■ Action item
Would you write out the data below exactly, with every line intact?

■ Figure record extracts
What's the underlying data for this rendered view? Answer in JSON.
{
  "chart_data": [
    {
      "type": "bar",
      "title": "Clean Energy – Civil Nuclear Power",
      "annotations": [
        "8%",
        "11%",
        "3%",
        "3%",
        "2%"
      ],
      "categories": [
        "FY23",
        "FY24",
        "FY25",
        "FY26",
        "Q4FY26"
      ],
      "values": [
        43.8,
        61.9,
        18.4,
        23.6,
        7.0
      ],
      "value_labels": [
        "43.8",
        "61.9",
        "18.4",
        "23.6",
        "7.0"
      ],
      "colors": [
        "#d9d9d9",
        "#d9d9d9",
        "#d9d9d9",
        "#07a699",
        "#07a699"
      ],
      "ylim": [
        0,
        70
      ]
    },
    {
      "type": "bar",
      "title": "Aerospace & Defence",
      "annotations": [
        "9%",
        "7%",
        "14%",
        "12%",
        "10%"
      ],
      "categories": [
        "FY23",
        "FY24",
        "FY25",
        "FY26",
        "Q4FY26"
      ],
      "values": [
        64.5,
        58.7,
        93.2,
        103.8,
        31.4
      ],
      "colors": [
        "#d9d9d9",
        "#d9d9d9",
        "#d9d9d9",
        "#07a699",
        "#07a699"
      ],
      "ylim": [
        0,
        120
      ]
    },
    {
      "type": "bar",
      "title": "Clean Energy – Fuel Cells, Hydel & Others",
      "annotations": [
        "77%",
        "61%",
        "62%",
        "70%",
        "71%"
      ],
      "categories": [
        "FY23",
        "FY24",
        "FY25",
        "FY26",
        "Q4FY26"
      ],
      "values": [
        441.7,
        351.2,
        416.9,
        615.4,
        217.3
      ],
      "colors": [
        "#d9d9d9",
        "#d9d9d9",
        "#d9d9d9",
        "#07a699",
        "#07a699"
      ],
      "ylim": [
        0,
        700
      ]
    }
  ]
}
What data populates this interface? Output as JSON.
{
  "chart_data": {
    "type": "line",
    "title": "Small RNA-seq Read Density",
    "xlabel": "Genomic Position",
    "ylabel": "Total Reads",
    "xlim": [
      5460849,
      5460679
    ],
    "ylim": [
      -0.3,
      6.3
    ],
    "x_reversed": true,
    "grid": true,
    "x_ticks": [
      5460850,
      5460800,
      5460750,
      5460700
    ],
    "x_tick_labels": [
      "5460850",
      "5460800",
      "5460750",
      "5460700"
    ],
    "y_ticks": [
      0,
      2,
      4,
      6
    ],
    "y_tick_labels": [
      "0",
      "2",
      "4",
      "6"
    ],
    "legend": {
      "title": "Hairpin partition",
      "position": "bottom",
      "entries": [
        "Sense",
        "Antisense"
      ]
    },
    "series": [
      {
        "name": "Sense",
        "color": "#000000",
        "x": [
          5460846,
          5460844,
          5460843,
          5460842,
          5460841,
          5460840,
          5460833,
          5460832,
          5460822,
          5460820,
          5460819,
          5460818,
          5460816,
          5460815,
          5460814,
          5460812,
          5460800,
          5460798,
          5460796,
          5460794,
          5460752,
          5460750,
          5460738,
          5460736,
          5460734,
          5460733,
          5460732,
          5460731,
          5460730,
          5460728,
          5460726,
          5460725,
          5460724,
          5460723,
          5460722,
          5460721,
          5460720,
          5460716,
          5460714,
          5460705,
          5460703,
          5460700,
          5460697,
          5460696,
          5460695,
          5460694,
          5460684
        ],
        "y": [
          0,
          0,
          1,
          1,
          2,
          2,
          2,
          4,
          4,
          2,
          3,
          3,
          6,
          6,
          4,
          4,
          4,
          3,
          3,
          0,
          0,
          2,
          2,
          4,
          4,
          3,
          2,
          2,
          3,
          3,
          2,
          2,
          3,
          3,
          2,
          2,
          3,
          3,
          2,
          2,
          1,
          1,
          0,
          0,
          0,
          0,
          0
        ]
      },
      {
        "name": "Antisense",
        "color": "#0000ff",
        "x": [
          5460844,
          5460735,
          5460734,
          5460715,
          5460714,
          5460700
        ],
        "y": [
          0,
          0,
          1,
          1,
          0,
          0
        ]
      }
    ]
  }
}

■ Task result
What's the underlying data for this rendered view? Answer in JSON.
{
  "chart_data": [
    {
      "type": "bar",
      "title": "Clean Energy – Civil Nuclear Power",
      "annotations": [
        "8%",
        "11%",
        "3%",
        "3%",
        "2%"
      ],
      "categories": [
        "FY23",
        "FY24",
        "FY25",
        "FY26",
        "Q4FY26"
      ],
      "values": [
        43.8,
        61.9,
        18.4,
        23.6,
        7.0
      ],
      "value_labels": [
        "43.8",
        "61.9",
        "18.4",
        "23.6",
        "7.0"
      ],
      "colors": [
        "#d9d9d9",
        "#d9d9d9",
        "#d9d9d9",
        "#07a699",
        "#07a699"
      ],
      "ylim": [
        0,
        70
      ]
    },
    {
      "type": "bar",
      "title": "Aerospace & Defence",
      "annotations": [
        "9%",
        "7%",
        "14%",
        "12%",
        "10%"
      ],
      "categories": [
        "FY23",
        "FY24",
        "FY25",
        "FY26",
        "Q4FY26"
      ],
      "values": [
        64.5,
        58.7,
        93.2,
        103.8,
        31.4
      ],
      "colors": [
        "#d9d9d9",
        "#d9d9d9",
        "#d9d9d9",
        "#07a699",
        "#07a699"
      ],
      "ylim": [
        0,
        120
      ]
    },
    {
      "type": "bar",
      "title": "Clean Energy – Fuel Cells, Hydel & Others",
      "annotations": [
        "77%",
        "61%",
        "62%",
        "70%",
        "71%"
      ],
      "categories": [
        "FY23",
        "FY24",
        "FY25",
        "FY26",
        "Q4FY26"
      ],
      "values": [
        441.7,
        351.2,
        416.9,
        615.4,
        217.3
      ],
      "colors": [
        "#d9d9d9",
        "#d9d9d9",
        "#d9d9d9",
        "#07a699",
        "#07a699"
      ],
      "ylim": [
        0,
        700
      ]
    }
  ]
}
What data populates this interface? Output as JSON.
{
  "chart_data": {
    "type": "line",
    "title": "Small RNA-seq Read Density",
    "xlabel": "Genomic Position",
    "ylabel": "Total Reads",
    "xlim": [
      5460849,
      5460679
    ],
    "ylim": [
      -0.3,
      6.3
    ],
    "x_reversed": true,
    "grid": true,
    "x_ticks": [
      5460850,
      5460800,
      5460750,
      5460700
    ],
    "x_tick_labels": [
      "5460850",
      "5460800",
      "5460750",
      "5460700"
    ],
    "y_ticks": [
      0,
      2,
      4,
      6
    ],
    "y_tick_labels": [
      "0",
      "2",
      "4",
      "6"
    ],
    "legend": {
      "title": "Hairpin partition",
      "position": "bottom",
      "entries": [
        "Sense",
        "Antisense"
      ]
    },
    "series": [
      {
        "name": "Sense",
        "color": "#000000",
        "x": [
          5460846,
          5460844,
          5460843,
          5460842,
          5460841,
          5460840,
          5460833,
          5460832,
          5460822,
          5460820,
          5460819,
          5460818,
          5460816,
          5460815,
          5460814,
          5460812,
          5460800,
          5460798,
          5460796,
          5460794,
          5460752,
          5460750,
          5460738,
          5460736,
          5460734,
          5460733,
          5460732,
          5460731,
          5460730,
          5460728,
          5460726,
          5460725,
          5460724,
          5460723,
          5460722,
          5460721,
          5460720,
          5460716,
          5460714,
          5460705,
          5460703,
          5460700,
          5460697,
          5460696,
          5460695,
          5460694,
          5460684
        ],
        "y": [
          0,
          0,
          1,
          1,
          2,
          2,
          2,
          4,
          4,
          2,
          3,
          3,
          6,
          6,
          4,
          4,
          4,
          3,
          3,
          0,
          0,
          2,
          2,
          4,
          4,
          3,
          2,
          2,
          3,
          3,
          2,
          2,
          3,
          3,
          2,
          2,
          3,
          3,
          2,
          2,
          1,
          1,
          0,
          0,
          0,
          0,
          0
        ]
      },
      {
        "name": "Antisense",
        "color": "#0000ff",
        "x": [
          5460844,
          5460735,
          5460734,
          5460715,
          5460714,
          5460700
        ],
        "y": [
          0,
          0,
          1,
          1,
          0,
          0
        ]
      }
    ]
  }
}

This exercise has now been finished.